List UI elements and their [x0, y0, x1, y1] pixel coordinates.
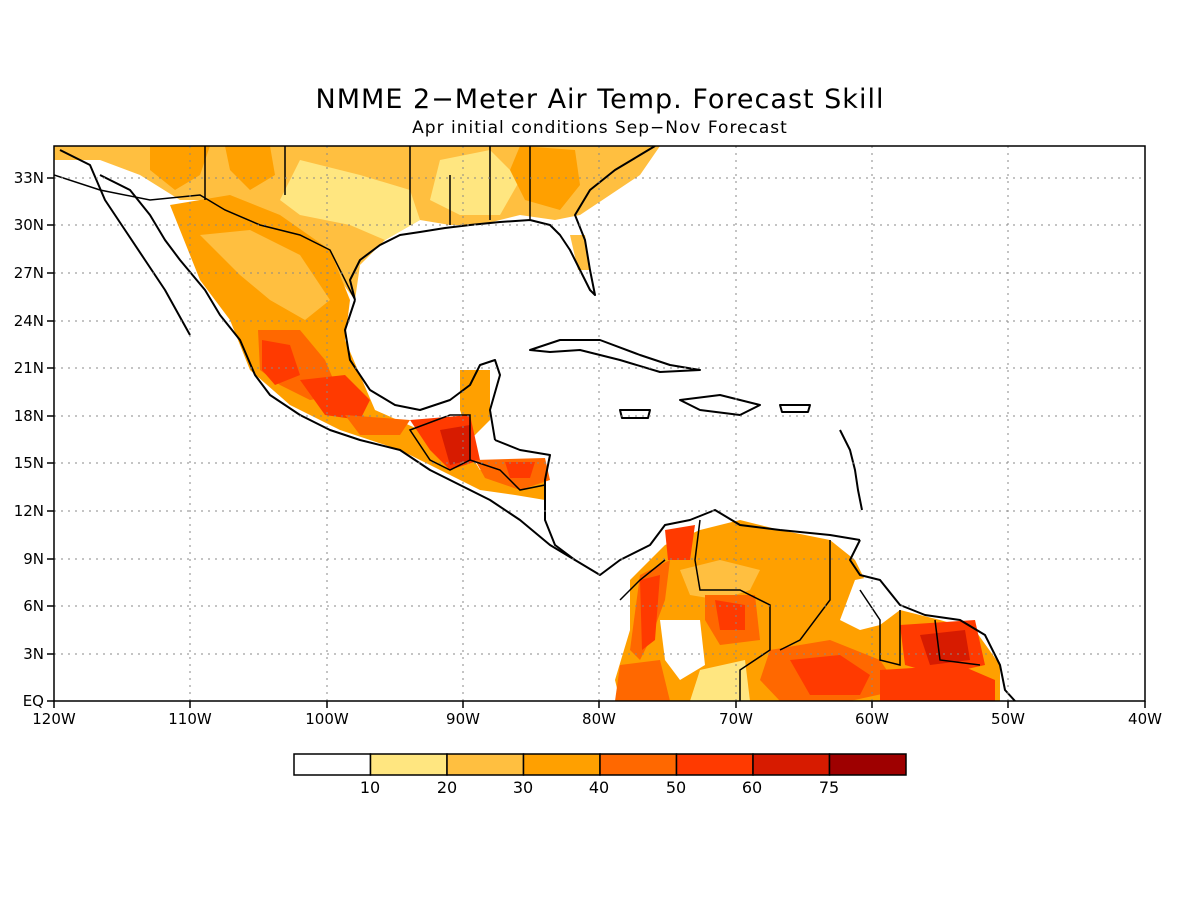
- lon-label: 80W: [582, 710, 616, 728]
- skill-region-sa-white: [840, 575, 900, 630]
- lat-labels: EQ 3N 6N 9N 12N 15N 18N 21N 24N 27N 30N …: [14, 169, 44, 710]
- lat-label: 3N: [23, 645, 44, 663]
- skill-region-mexico-red: [262, 340, 300, 385]
- colorbar-swatch: [752, 753, 831, 776]
- colorbar-swatch: [522, 753, 601, 776]
- skill-region-sa-light: [690, 660, 750, 701]
- colorbar-label: 10: [360, 778, 380, 797]
- lon-labels: 120W 110W 100W 90W 80W 70W 60W 50W 40W: [32, 710, 1162, 728]
- lon-label: 50W: [991, 710, 1025, 728]
- colorbar-swatch: [293, 753, 372, 776]
- skill-region-us-light: [280, 160, 420, 240]
- colorbar-label: 50: [666, 778, 686, 797]
- skill-region-sa-strong: [615, 660, 670, 701]
- skill-region-honduras-red: [505, 462, 535, 478]
- lat-label: 12N: [14, 502, 44, 520]
- skill-region-sa-red: [640, 575, 660, 650]
- lat-label: 21N: [14, 359, 44, 377]
- skill-region-sa-red: [665, 525, 695, 560]
- lat-label: 6N: [23, 597, 44, 615]
- skill-region-sa-dark: [920, 630, 970, 665]
- lat-label: 27N: [14, 264, 44, 282]
- lon-label: 100W: [305, 710, 349, 728]
- lat-label: EQ: [23, 692, 44, 710]
- colorbar: 10 20 30 40 50 60 75: [293, 753, 907, 797]
- colorbar-swatch: [369, 753, 448, 776]
- axis-ticks: [47, 177, 1146, 708]
- lat-label: 30N: [14, 216, 44, 234]
- lon-label: 40W: [1128, 710, 1162, 728]
- skill-region-us-strong: [150, 146, 210, 190]
- colorbar-label: 40: [589, 778, 609, 797]
- colorbar-swatch: [675, 753, 754, 776]
- skill-shading: [54, 146, 1000, 701]
- political-borders: [54, 146, 981, 701]
- colorbar-swatches: [293, 753, 907, 776]
- colorbar-label: 30: [513, 778, 533, 797]
- skill-region-sa-red: [715, 600, 745, 630]
- coastlines: [59, 146, 1016, 701]
- map-title: NMME 2−Meter Air Temp. Forecast Skill: [315, 84, 885, 115]
- skill-region-mexico-light: [200, 230, 330, 320]
- skill-region-us-strong: [225, 146, 275, 190]
- lon-label: 110W: [168, 710, 212, 728]
- gridlines: [54, 146, 1145, 701]
- lat-label: 15N: [14, 454, 44, 472]
- skill-region-mexico-strong: [345, 415, 410, 435]
- map-subtitle: Apr initial conditions Sep−Nov Forecast: [412, 118, 788, 138]
- lon-label: 60W: [855, 710, 889, 728]
- skill-region-sa-red: [880, 665, 995, 701]
- colorbar-swatch: [446, 753, 525, 776]
- lat-label: 33N: [14, 169, 44, 187]
- lat-label: 9N: [23, 550, 44, 568]
- skill-region-us-light: [430, 150, 520, 215]
- colorbar-labels: 10 20 30 40 50 60 75: [360, 778, 839, 797]
- skill-region-sa-red: [790, 655, 870, 695]
- skill-region-sa-white: [660, 620, 705, 680]
- lon-label: 70W: [719, 710, 753, 728]
- colorbar-swatch: [828, 753, 907, 776]
- lon-label: 120W: [32, 710, 76, 728]
- lat-label: 18N: [14, 407, 44, 425]
- colorbar-label: 20: [437, 778, 457, 797]
- colorbar-swatch: [599, 753, 678, 776]
- lon-label: 90W: [446, 710, 480, 728]
- skill-region-mexico-strong: [300, 375, 370, 420]
- lat-label: 24N: [14, 312, 44, 330]
- colorbar-label: 75: [819, 778, 839, 797]
- colorbar-label: 60: [742, 778, 762, 797]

▸ Exercise instructions: Can you express every line of the listing above as a JSON list of strings, one string per line, with blank lines and the picture left out?

▸ Solution for this problem:
[
  "List UI elements and their [x0, y0, x1, y1] pixel coordinates.",
  "- lon-label: 80W: [582, 710, 616, 728]",
  "- skill-region-sa-white: [840, 575, 900, 630]",
  "- lat-labels: EQ 3N 6N 9N 12N 15N 18N 21N 24N 27N 30N …: [14, 169, 44, 710]",
  "- lat-label: 3N: [23, 645, 44, 663]",
  "- skill-region-mexico-red: [262, 340, 300, 385]",
  "- colorbar-swatch: [752, 753, 831, 776]",
  "- colorbar-swatch: [522, 753, 601, 776]",
  "- skill-region-sa-light: [690, 660, 750, 701]",
  "- colorbar-label: 10: [360, 778, 380, 797]",
  "- lon-labels: 120W 110W 100W 90W 80W 70W 60W 50W 40W: [32, 710, 1162, 728]",
  "- lon-label: 50W: [991, 710, 1025, 728]",
  "- colorbar-swatch: [293, 753, 372, 776]",
  "- skill-region-us-light: [280, 160, 420, 240]",
  "- colorbar-label: 50: [666, 778, 686, 797]",
  "- skill-region-sa-strong: [615, 660, 670, 701]",
  "- skill-region-honduras-red: [505, 462, 535, 478]",
  "- lat-label: 12N: [14, 502, 44, 520]",
  "- skill-region-sa-red: [640, 575, 660, 650]",
  "- lat-label: 21N: [14, 359, 44, 377]",
  "- skill-region-sa-red: [665, 525, 695, 560]",
  "- lat-label: 6N: [23, 597, 44, 615]",
  "- skill-region-sa-dark: [920, 630, 970, 665]",
  "- lat-label: 27N: [14, 264, 44, 282]",
  "- lon-label: 100W: [305, 710, 349, 728]",
  "- lat-label: EQ: [23, 692, 44, 710]",
  "- colorbar: 10 20 30 40 50 60 75: [293, 753, 907, 797]",
  "- colorbar-swatch: [369, 753, 448, 776]",
  "- axis-ticks: [47, 177, 1146, 708]",
  "- lat-label: 30N: [14, 216, 44, 234]",
  "- lon-label: 40W: [1128, 710, 1162, 728]",
  "- skill-region-us-strong: [150, 146, 210, 190]",
  "- colorbar-label: 40: [589, 778, 609, 797]",
  "- colorbar-swatch: [675, 753, 754, 776]",
  "- skill-shading: [54, 146, 1000, 701]",
  "- political-borders: [54, 146, 981, 701]",
  "- colorbar-swatches: [293, 753, 907, 776]",
  "- colorbar-label: 30: [513, 778, 533, 797]",
  "- skill-region-sa-red: [715, 600, 745, 630]",
  "- coastlines: [59, 146, 1016, 701]",
  "- map-title: NMME 2−Meter Air Temp. Forecast Skill: [315, 84, 885, 115]",
  "- skill-region-mexico-light: [200, 230, 330, 320]",
  "- skill-region-us-strong: [225, 146, 275, 190]",
  "- lon-label: 110W: [168, 710, 212, 728]",
  "- gridlines: [54, 146, 1145, 701]",
  "- lat-label: 15N: [14, 454, 44, 472]",
  "- skill-region-mexico-strong: [345, 415, 410, 435]",
  "- map-subtitle: Apr initial conditions Sep−Nov Forecast: [412, 118, 788, 138]",
  "- lon-label: 60W: [855, 710, 889, 728]",
  "- skill-region-sa-red: [880, 665, 995, 701]",
  "- colorbar-swatch: [446, 753, 525, 776]",
  "- lat-label: 33N: [14, 169, 44, 187]",
  "- lat-label: 9N: [23, 550, 44, 568]",
  "- skill-region-us-light: [430, 150, 520, 215]",
  "- colorbar-labels: 10 20 30 40 50 60 75: [360, 778, 839, 797]",
  "- skill-region-sa-red: [790, 655, 870, 695]",
  "- skill-region-sa-white: [660, 620, 705, 680]",
  "- lon-label: 70W: [719, 710, 753, 728]",
  "- colorbar-swatch: [828, 753, 907, 776]",
  "- lon-label: 120W: [32, 710, 76, 728]",
  "- lat-label: 18N: [14, 407, 44, 425]",
  "- colorbar-label: 20: [437, 778, 457, 797]",
  "- colorbar-swatch: [599, 753, 678, 776]",
  "- lon-label: 90W: [446, 710, 480, 728]",
  "- skill-region-mexico-strong: [300, 375, 370, 420]",
  "- lat-label: 24N: [14, 312, 44, 330]",
  "- colorbar-label: 75: [819, 778, 839, 797]",
  "- colorbar-label: 60: [742, 778, 762, 797]"
]